» **Information provided**
★ ★ ★
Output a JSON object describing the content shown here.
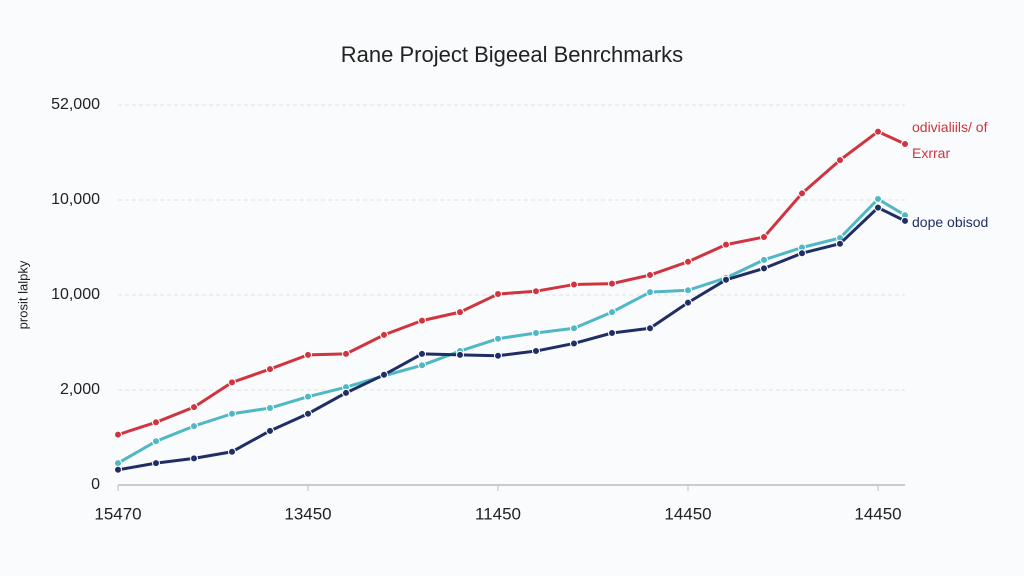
{
  "chart_data": {
    "type": "line",
    "title": "Rane Project Bigeeal Benrchmarks",
    "y_label": "prosit lalpky",
    "categories": [
      "15470",
      null,
      null,
      null,
      null,
      "13450",
      null,
      null,
      null,
      null,
      "11450",
      null,
      null,
      null,
      null,
      "14450",
      null,
      null,
      null,
      null,
      "14450",
      null
    ],
    "y_labels": [
      "0",
      "2,000",
      "10,000",
      "10,000",
      "52,000"
    ],
    "ylim": [
      0,
      4
    ],
    "grid": true,
    "series": [
      {
        "name": "odivialiils/ of Exrrar",
        "color": "#d0343f",
        "values": [
          0.53,
          0.66,
          0.82,
          1.08,
          1.22,
          1.37,
          1.38,
          1.58,
          1.73,
          1.82,
          2.01,
          2.04,
          2.11,
          2.12,
          2.21,
          2.35,
          2.53,
          2.61,
          3.07,
          3.42,
          3.72,
          3.59
        ]
      },
      {
        "color": "#4fb8c4",
        "values": [
          0.23,
          0.46,
          0.62,
          0.75,
          0.81,
          0.93,
          1.03,
          1.15,
          1.26,
          1.41,
          1.54,
          1.6,
          1.65,
          1.82,
          2.03,
          2.05,
          2.18,
          2.37,
          2.5,
          2.6,
          3.01,
          2.84
        ]
      },
      {
        "name": "dope obisod",
        "color": "#1f2f66",
        "values": [
          0.16,
          0.23,
          0.28,
          0.35,
          0.57,
          0.75,
          0.97,
          1.16,
          1.38,
          1.37,
          1.36,
          1.41,
          1.49,
          1.6,
          1.65,
          1.92,
          2.16,
          2.28,
          2.44,
          2.54,
          2.92,
          2.78
        ]
      }
    ]
  }
}
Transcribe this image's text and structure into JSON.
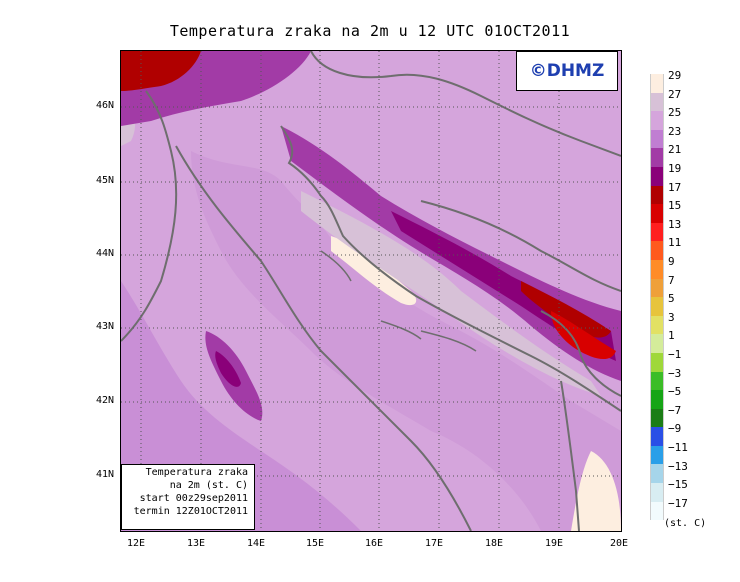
{
  "title": "Temperatura zraka na 2m u 12 UTC 01OCT2011",
  "logo": "©DHMZ",
  "infobox": {
    "line1": "Temperatura zraka",
    "line2": "na 2m (st. C)",
    "line3": "start 00z29sep2011",
    "line4": "termin 12Z01OCT2011"
  },
  "lat_labels": [
    "46N",
    "45N",
    "44N",
    "43N",
    "42N",
    "41N"
  ],
  "lon_labels": [
    "12E",
    "13E",
    "14E",
    "15E",
    "16E",
    "17E",
    "18E",
    "19E",
    "20E"
  ],
  "colorbar": {
    "labels": [
      "29",
      "27",
      "25",
      "23",
      "21",
      "19",
      "17",
      "15",
      "13",
      "11",
      "9",
      "7",
      "5",
      "3",
      "1",
      "−1",
      "−3",
      "−5",
      "−7",
      "−9",
      "−11",
      "−13",
      "−15",
      "−17"
    ],
    "colors": [
      "#fdeee0",
      "#d7c1d7",
      "#d5a5dc",
      "#c07ed2",
      "#a23ba6",
      "#8a0079",
      "#b00000",
      "#d80000",
      "#ff1f1f",
      "#ff5a1e",
      "#ff8c28",
      "#efa03a",
      "#e7c43c",
      "#e2e164",
      "#d4ec9a",
      "#9fd83a",
      "#3bbd27",
      "#16a516",
      "#1b7d16",
      "#2a4fe6",
      "#2a9fe8",
      "#a6d5ea",
      "#d8edf2",
      "#f2fbfd"
    ],
    "unit": "(st. C)"
  }
}
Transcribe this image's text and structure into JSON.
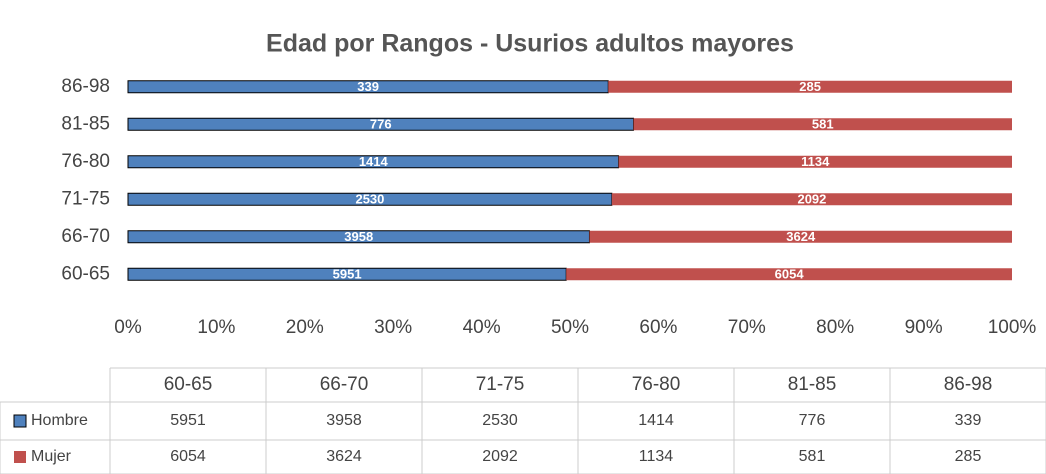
{
  "chart_data": {
    "type": "bar",
    "orientation": "horizontal",
    "stacked": "percent",
    "title": "Edad por Rangos - Usurios adultos mayores",
    "categories": [
      "60-65",
      "66-70",
      "71-75",
      "76-80",
      "81-85",
      "86-98"
    ],
    "series": [
      {
        "name": "Hombre",
        "color": "#4f81bd",
        "values": [
          5951,
          3958,
          2530,
          1414,
          776,
          339
        ]
      },
      {
        "name": "Mujer",
        "color": "#c0504d",
        "values": [
          6054,
          3624,
          2092,
          1134,
          581,
          285
        ]
      }
    ],
    "xlim": [
      0,
      100
    ],
    "xticks": [
      {
        "value": 0,
        "label": "0%"
      },
      {
        "value": 10,
        "label": "10%"
      },
      {
        "value": 20,
        "label": "20%"
      },
      {
        "value": 30,
        "label": "30%"
      },
      {
        "value": 40,
        "label": "40%"
      },
      {
        "value": 50,
        "label": "50%"
      },
      {
        "value": 60,
        "label": "60%"
      },
      {
        "value": 70,
        "label": "70%"
      },
      {
        "value": 80,
        "label": "80%"
      },
      {
        "value": 90,
        "label": "90%"
      },
      {
        "value": 100,
        "label": "100%"
      }
    ],
    "grid": false,
    "data_table": true
  }
}
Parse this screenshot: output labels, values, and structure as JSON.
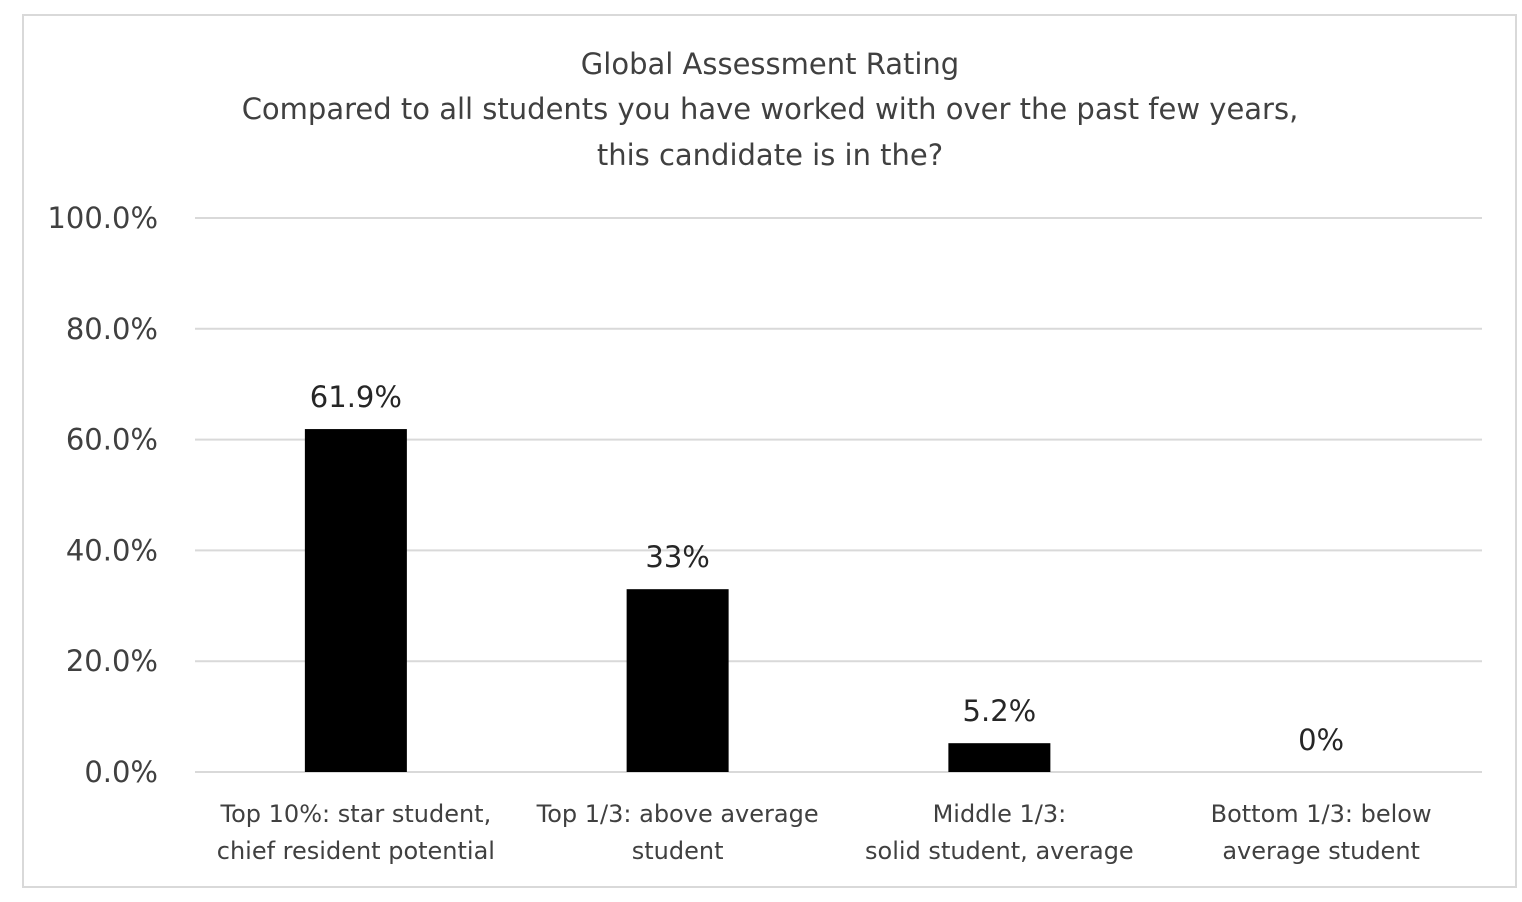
{
  "chart_data": {
    "type": "bar",
    "title": [
      "Global Assessment Rating",
      "Compared to all students you have worked with over the past few years,",
      "this candidate is in the?"
    ],
    "categories": [
      [
        "Top 10%: star student,",
        "chief resident potential"
      ],
      [
        "Top 1/3: above average",
        "student"
      ],
      [
        "Middle 1/3:",
        "solid student, average"
      ],
      [
        "Bottom 1/3: below",
        "average student"
      ]
    ],
    "values": [
      61.9,
      33,
      5.2,
      0
    ],
    "data_labels": [
      "61.9%",
      "33%",
      "5.2%",
      "0%"
    ],
    "y_ticks": [
      0,
      20,
      40,
      60,
      80,
      100
    ],
    "y_tick_labels": [
      "0.0%",
      "20.0%",
      "40.0%",
      "60.0%",
      "80.0%",
      "100.0%"
    ],
    "ylim": [
      0,
      100
    ],
    "grid": true,
    "legend": "none",
    "xlabel": "",
    "ylabel": "",
    "colors": {
      "bar": "#000000",
      "grid": "#d9d9d9",
      "axis": "#d9d9d9",
      "text": "#404040",
      "border": "#d9d9d9"
    }
  }
}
★ ★ ★
» **Exercise prompt**
All of the entries above should be copied exactly, except for the pictures.

» **The solution**
Output a JSON object describing the content shown here.
{
  "chart_data": {
    "type": "line",
    "title": "Rane Project Bigeeal Benrchmarks",
    "y_label": "prosit lalpky",
    "categories": [
      "15470",
      null,
      null,
      null,
      null,
      "13450",
      null,
      null,
      null,
      null,
      "11450",
      null,
      null,
      null,
      null,
      "14450",
      null,
      null,
      null,
      null,
      "14450",
      null
    ],
    "y_labels": [
      "0",
      "2,000",
      "10,000",
      "10,000",
      "52,000"
    ],
    "ylim": [
      0,
      4
    ],
    "grid": true,
    "series": [
      {
        "name": "odivialiils/ of Exrrar",
        "color": "#d0343f",
        "values": [
          0.53,
          0.66,
          0.82,
          1.08,
          1.22,
          1.37,
          1.38,
          1.58,
          1.73,
          1.82,
          2.01,
          2.04,
          2.11,
          2.12,
          2.21,
          2.35,
          2.53,
          2.61,
          3.07,
          3.42,
          3.72,
          3.59
        ]
      },
      {
        "color": "#4fb8c4",
        "values": [
          0.23,
          0.46,
          0.62,
          0.75,
          0.81,
          0.93,
          1.03,
          1.15,
          1.26,
          1.41,
          1.54,
          1.6,
          1.65,
          1.82,
          2.03,
          2.05,
          2.18,
          2.37,
          2.5,
          2.6,
          3.01,
          2.84
        ]
      },
      {
        "name": "dope obisod",
        "color": "#1f2f66",
        "values": [
          0.16,
          0.23,
          0.28,
          0.35,
          0.57,
          0.75,
          0.97,
          1.16,
          1.38,
          1.37,
          1.36,
          1.41,
          1.49,
          1.6,
          1.65,
          1.92,
          2.16,
          2.28,
          2.44,
          2.54,
          2.92,
          2.78
        ]
      }
    ]
  }
}
Transcribe this image's text and structure into JSON.
{
  "title": "Temperatura zraka na 2m u 12 UTC 01OCT2011",
  "logo": "©DHMZ",
  "infobox": {
    "line1": "Temperatura zraka",
    "line2": "na 2m (st. C)",
    "line3": "start 00z29sep2011",
    "line4": "termin 12Z01OCT2011"
  },
  "lat_labels": [
    "46N",
    "45N",
    "44N",
    "43N",
    "42N",
    "41N"
  ],
  "lon_labels": [
    "12E",
    "13E",
    "14E",
    "15E",
    "16E",
    "17E",
    "18E",
    "19E",
    "20E"
  ],
  "colorbar": {
    "labels": [
      "29",
      "27",
      "25",
      "23",
      "21",
      "19",
      "17",
      "15",
      "13",
      "11",
      "9",
      "7",
      "5",
      "3",
      "1",
      "−1",
      "−3",
      "−5",
      "−7",
      "−9",
      "−11",
      "−13",
      "−15",
      "−17"
    ],
    "colors": [
      "#fdeee0",
      "#d7c1d7",
      "#d5a5dc",
      "#c07ed2",
      "#a23ba6",
      "#8a0079",
      "#b00000",
      "#d80000",
      "#ff1f1f",
      "#ff5a1e",
      "#ff8c28",
      "#efa03a",
      "#e7c43c",
      "#e2e164",
      "#d4ec9a",
      "#9fd83a",
      "#3bbd27",
      "#16a516",
      "#1b7d16",
      "#2a4fe6",
      "#2a9fe8",
      "#a6d5ea",
      "#d8edf2",
      "#f2fbfd"
    ],
    "unit": "(st. C)"
  }
}
Transcribe this image's text and structure into JSON.
{
  "chart_data": {
    "type": "bar",
    "orientation": "horizontal",
    "stacked": "percent",
    "title": "Edad por Rangos - Usurios adultos mayores",
    "categories": [
      "60-65",
      "66-70",
      "71-75",
      "76-80",
      "81-85",
      "86-98"
    ],
    "series": [
      {
        "name": "Hombre",
        "color": "#4f81bd",
        "values": [
          5951,
          3958,
          2530,
          1414,
          776,
          339
        ]
      },
      {
        "name": "Mujer",
        "color": "#c0504d",
        "values": [
          6054,
          3624,
          2092,
          1134,
          581,
          285
        ]
      }
    ],
    "xlim": [
      0,
      100
    ],
    "xticks": [
      {
        "value": 0,
        "label": "0%"
      },
      {
        "value": 10,
        "label": "10%"
      },
      {
        "value": 20,
        "label": "20%"
      },
      {
        "value": 30,
        "label": "30%"
      },
      {
        "value": 40,
        "label": "40%"
      },
      {
        "value": 50,
        "label": "50%"
      },
      {
        "value": 60,
        "label": "60%"
      },
      {
        "value": 70,
        "label": "70%"
      },
      {
        "value": 80,
        "label": "80%"
      },
      {
        "value": 90,
        "label": "90%"
      },
      {
        "value": 100,
        "label": "100%"
      }
    ],
    "grid": false,
    "data_table": true
  }
}
Parse this screenshot: output labels, values, and structure as JSON.
{
  "chart_data": {
    "type": "bar",
    "title": [
      "Global Assessment Rating",
      "Compared to all students you have worked with over the past few years,",
      "this candidate is in the?"
    ],
    "categories": [
      [
        "Top 10%: star student,",
        "chief resident potential"
      ],
      [
        "Top 1/3: above average",
        "student"
      ],
      [
        "Middle 1/3:",
        "solid student, average"
      ],
      [
        "Bottom 1/3: below",
        "average student"
      ]
    ],
    "values": [
      61.9,
      33,
      5.2,
      0
    ],
    "data_labels": [
      "61.9%",
      "33%",
      "5.2%",
      "0%"
    ],
    "y_ticks": [
      0,
      20,
      40,
      60,
      80,
      100
    ],
    "y_tick_labels": [
      "0.0%",
      "20.0%",
      "40.0%",
      "60.0%",
      "80.0%",
      "100.0%"
    ],
    "ylim": [
      0,
      100
    ],
    "grid": true,
    "legend": "none",
    "xlabel": "",
    "ylabel": "",
    "colors": {
      "bar": "#000000",
      "grid": "#d9d9d9",
      "axis": "#d9d9d9",
      "text": "#404040",
      "border": "#d9d9d9"
    }
  }
}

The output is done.